[Material]:
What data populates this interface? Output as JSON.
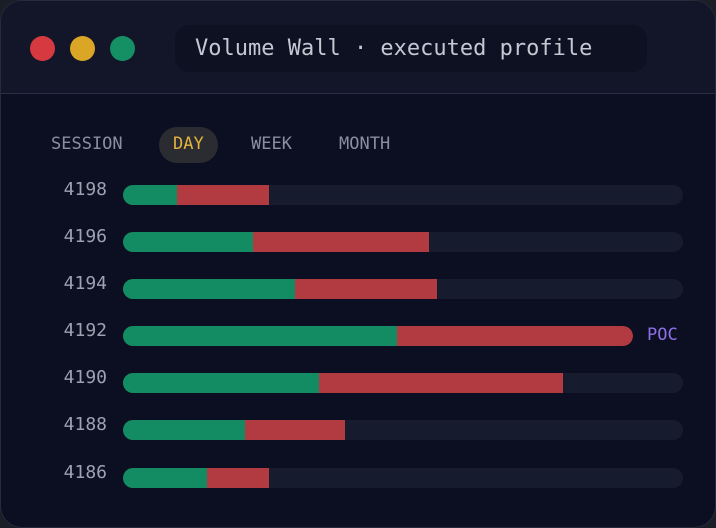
{
  "window": {
    "title": "Volume Wall · executed profile",
    "traffic_lights": [
      {
        "name": "close",
        "color": "#d63a40"
      },
      {
        "name": "minimize",
        "color": "#dba625"
      },
      {
        "name": "zoom",
        "color": "#149064"
      }
    ]
  },
  "tabs": [
    {
      "label": "SESSION",
      "active": false
    },
    {
      "label": "DAY",
      "active": true
    },
    {
      "label": "WEEK",
      "active": false
    },
    {
      "label": "MONTH",
      "active": false
    }
  ],
  "colors": {
    "buy": "#138b63",
    "sell": "#b23a41",
    "track": "#171b2e",
    "poc": "#8f6ee6",
    "active_tab": "#e2b43c"
  },
  "profile": {
    "poc_label": "POC",
    "scale_max": 560,
    "levels": [
      {
        "price": "4198",
        "buy": 54,
        "sell": 92,
        "poc": false
      },
      {
        "price": "4196",
        "buy": 130,
        "sell": 176,
        "poc": false
      },
      {
        "price": "4194",
        "buy": 172,
        "sell": 142,
        "poc": false
      },
      {
        "price": "4192",
        "buy": 274,
        "sell": 236,
        "poc": true
      },
      {
        "price": "4190",
        "buy": 196,
        "sell": 244,
        "poc": false
      },
      {
        "price": "4188",
        "buy": 122,
        "sell": 100,
        "poc": false
      },
      {
        "price": "4186",
        "buy": 84,
        "sell": 62,
        "poc": false
      }
    ]
  }
}
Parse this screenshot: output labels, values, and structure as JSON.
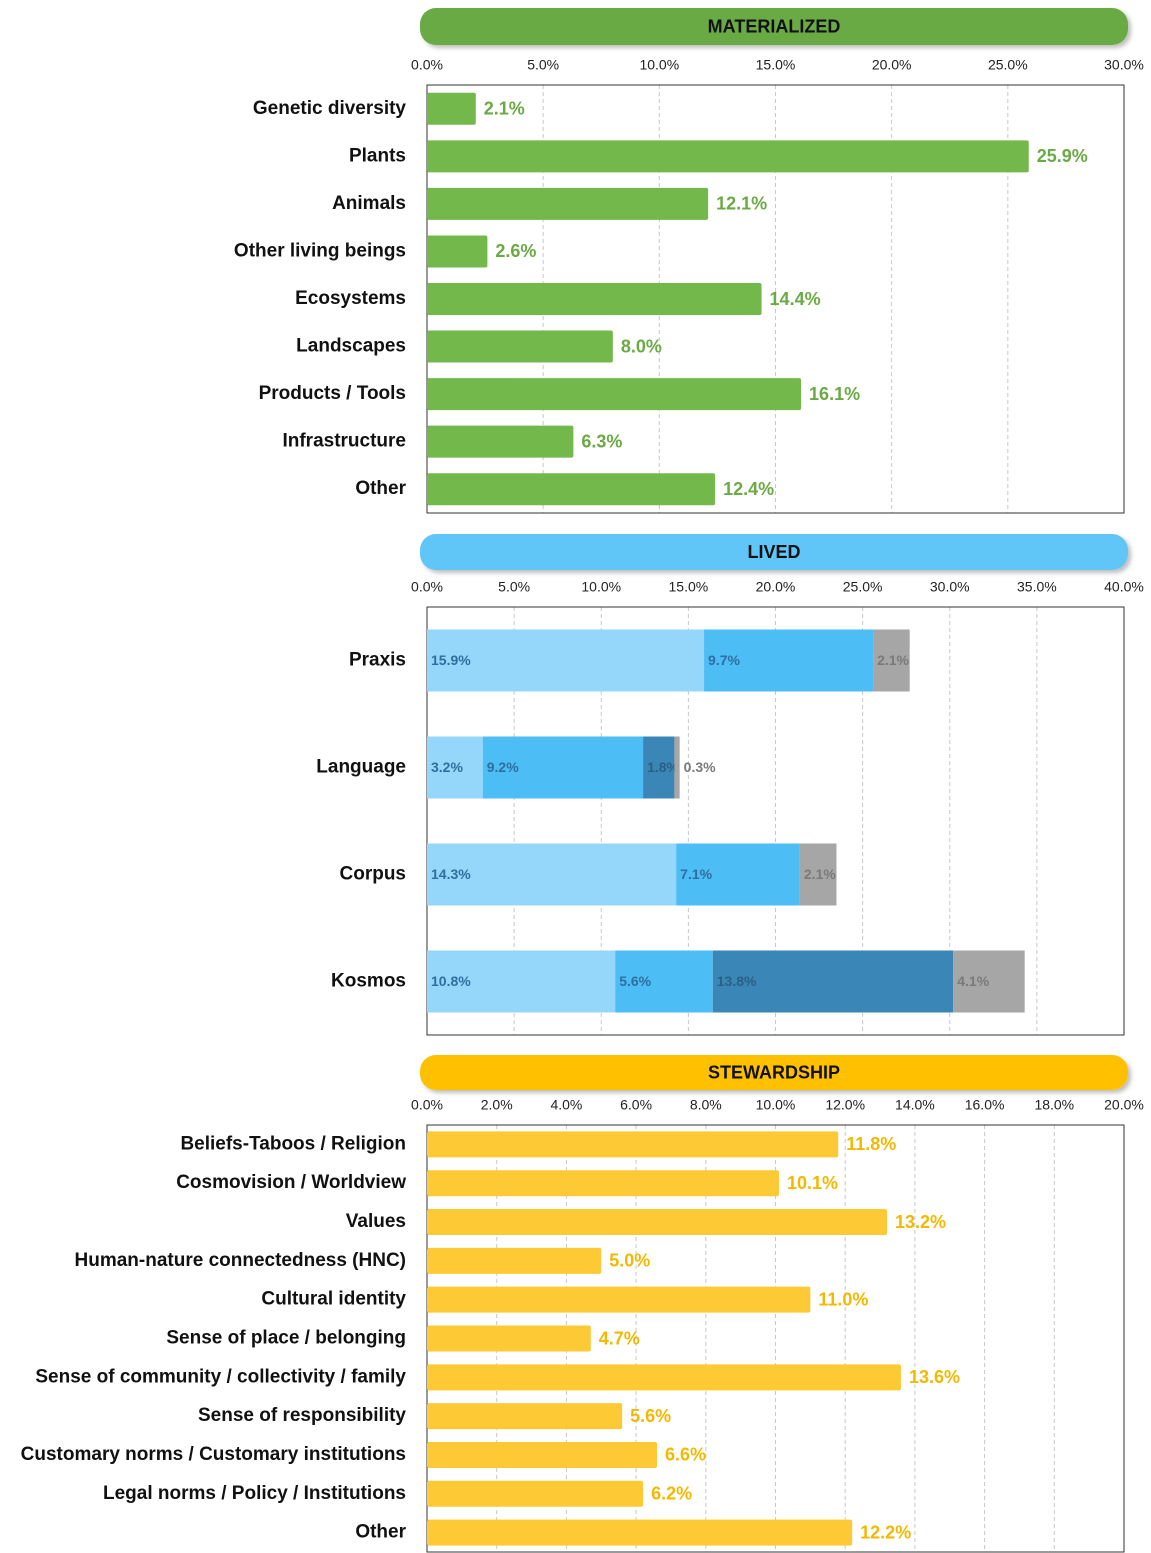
{
  "chart_data": [
    {
      "type": "bar",
      "orientation": "horizontal",
      "title": "MATERIALIZED",
      "title_color": "#6aaa44",
      "color": "#72b84b",
      "label_color": "#6aaa44",
      "categories": [
        "Genetic diversity",
        "Plants",
        "Animals",
        "Other living beings",
        "Ecosystems",
        "Landscapes",
        "Products / Tools",
        "Infrastructure",
        "Other"
      ],
      "values": [
        2.1,
        25.9,
        12.1,
        2.6,
        14.4,
        8.0,
        16.1,
        6.3,
        12.4
      ],
      "value_labels": [
        "2.1%",
        "25.9%",
        "12.1%",
        "2.6%",
        "14.4%",
        "8.0%",
        "16.1%",
        "6.3%",
        "12.4%"
      ],
      "xlim": [
        0,
        30
      ],
      "xticks": [
        {
          "value": 0,
          "label": "0.0%"
        },
        {
          "value": 5,
          "label": "5.0%"
        },
        {
          "value": 10,
          "label": "10.0%"
        },
        {
          "value": 15,
          "label": "15.0%"
        },
        {
          "value": 20,
          "label": "20.0%"
        },
        {
          "value": 25,
          "label": "25.0%"
        },
        {
          "value": 30,
          "label": "30.0%"
        }
      ],
      "grid": true
    },
    {
      "type": "bar",
      "orientation": "horizontal",
      "stacked": true,
      "title": "LIVED",
      "title_color": "#5ec6f7",
      "categories": [
        "Praxis",
        "Language",
        "Corpus",
        "Kosmos"
      ],
      "series": [
        {
          "color": "#95d6fb",
          "label_color": "#2f6f9f",
          "values": [
            15.9,
            3.2,
            14.3,
            10.8
          ],
          "value_labels": [
            "15.9%",
            "3.2%",
            "14.3%",
            "10.8%"
          ]
        },
        {
          "color": "#4dbdf5",
          "label_color": "#2f6f9f",
          "values": [
            9.7,
            9.2,
            7.1,
            5.6
          ],
          "value_labels": [
            "9.7%",
            "9.2%",
            "7.1%",
            "5.6%"
          ]
        },
        {
          "color": "#3a87b7",
          "label_color": "#2b5f86",
          "values": [
            null,
            1.8,
            null,
            13.8
          ],
          "value_labels": [
            null,
            "1.8%",
            null,
            "13.8%"
          ]
        },
        {
          "color": "#a6a6a6",
          "label_color": "#7a7a7a",
          "values": [
            2.1,
            0.3,
            2.1,
            4.1
          ],
          "value_labels": [
            "2.1%",
            "0.3%",
            "2.1%",
            "4.1%"
          ]
        }
      ],
      "xlim": [
        0,
        40
      ],
      "xticks": [
        {
          "value": 0,
          "label": "0.0%"
        },
        {
          "value": 5,
          "label": "5.0%"
        },
        {
          "value": 10,
          "label": "10.0%"
        },
        {
          "value": 15,
          "label": "15.0%"
        },
        {
          "value": 20,
          "label": "20.0%"
        },
        {
          "value": 25,
          "label": "25.0%"
        },
        {
          "value": 30,
          "label": "30.0%"
        },
        {
          "value": 35,
          "label": "35.0%"
        },
        {
          "value": 40,
          "label": "40.0%"
        }
      ],
      "grid": true
    },
    {
      "type": "bar",
      "orientation": "horizontal",
      "title": "STEWARDSHIP",
      "title_color": "#ffc000",
      "color": "#fdc935",
      "label_color": "#f5b800",
      "categories": [
        "Beliefs-Taboos / Religion",
        "Cosmovision / Worldview",
        "Values",
        "Human-nature connectedness (HNC)",
        "Cultural identity",
        "Sense of place / belonging",
        "Sense of community / collectivity / family",
        "Sense of responsibility",
        "Customary norms / Customary institutions",
        "Legal norms / Policy / Institutions",
        "Other"
      ],
      "values": [
        11.8,
        10.1,
        13.2,
        5.0,
        11.0,
        4.7,
        13.6,
        5.6,
        6.6,
        6.2,
        12.2
      ],
      "value_labels": [
        "11.8%",
        "10.1%",
        "13.2%",
        "5.0%",
        "11.0%",
        "4.7%",
        "13.6%",
        "5.6%",
        "6.6%",
        "6.2%",
        "12.2%"
      ],
      "xlim": [
        0,
        20
      ],
      "xticks": [
        {
          "value": 0,
          "label": "0.0%"
        },
        {
          "value": 2,
          "label": "2.0%"
        },
        {
          "value": 4,
          "label": "4.0%"
        },
        {
          "value": 6,
          "label": "6.0%"
        },
        {
          "value": 8,
          "label": "8.0%"
        },
        {
          "value": 10,
          "label": "10.0%"
        },
        {
          "value": 12,
          "label": "12.0%"
        },
        {
          "value": 14,
          "label": "14.0%"
        },
        {
          "value": 16,
          "label": "16.0%"
        },
        {
          "value": 18,
          "label": "18.0%"
        },
        {
          "value": 20,
          "label": "20.0%"
        }
      ],
      "grid": true
    }
  ]
}
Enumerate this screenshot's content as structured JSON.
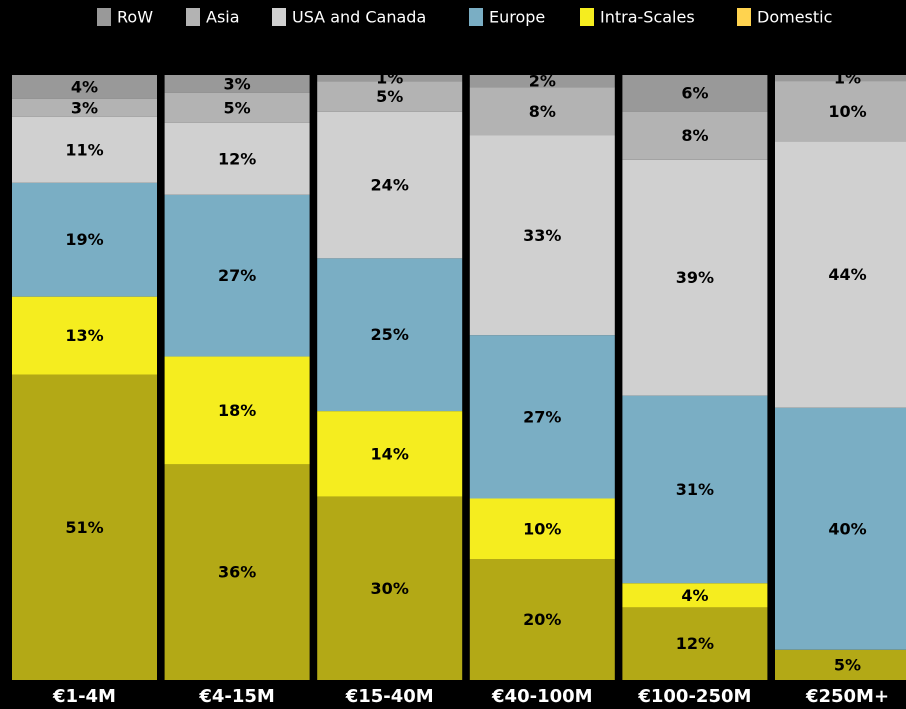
{
  "chart_data": {
    "type": "stacked_bar_100",
    "categories": [
      "€1-4M",
      "€4-15M",
      "€15-40M",
      "€40-100M",
      "€100-250M",
      "€250M+"
    ],
    "series": [
      {
        "name": "Domestic",
        "color": "#b3a916",
        "values": [
          51,
          36,
          30,
          20,
          12,
          5
        ],
        "value_labels": [
          "51%",
          "36%",
          "30%",
          "20%",
          "12%",
          "5%"
        ]
      },
      {
        "name": "Intra-Scales",
        "color": "#f5ed1f",
        "values": [
          13,
          18,
          14,
          10,
          4,
          null
        ],
        "value_labels": [
          "13%",
          "18%",
          "14%",
          "10%",
          "4%",
          null
        ]
      },
      {
        "name": "Europe",
        "color": "#7aaec4",
        "values": [
          19,
          27,
          25,
          27,
          31,
          40
        ],
        "value_labels": [
          "19%",
          "27%",
          "25%",
          "27%",
          "31%",
          "40%"
        ]
      },
      {
        "name": "USA and Canada",
        "color": "#d0d0d0",
        "values": [
          11,
          12,
          24,
          33,
          39,
          44
        ],
        "value_labels": [
          "11%",
          "12%",
          "24%",
          "33%",
          "39%",
          "44%"
        ]
      },
      {
        "name": "Asia",
        "color": "#b3b3b3",
        "values": [
          3,
          5,
          5,
          8,
          8,
          10
        ],
        "value_labels": [
          "3%",
          "5%",
          "5%",
          "8%",
          "8%",
          "10%"
        ]
      },
      {
        "name": "RoW",
        "color": "#999999",
        "values": [
          4,
          3,
          1,
          2,
          6,
          1
        ],
        "value_labels": [
          "4%",
          "3%",
          "1%",
          "2%",
          "6%",
          "1%"
        ]
      }
    ],
    "legend": "top"
  }
}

[Objective]: Review the material and copy each line in which the word "screenshot" appears.

[Solution for this task]:
Parse this screenshot: output labels, values, and structure as JSON.
Enumerate this screenshot's content as structured JSON.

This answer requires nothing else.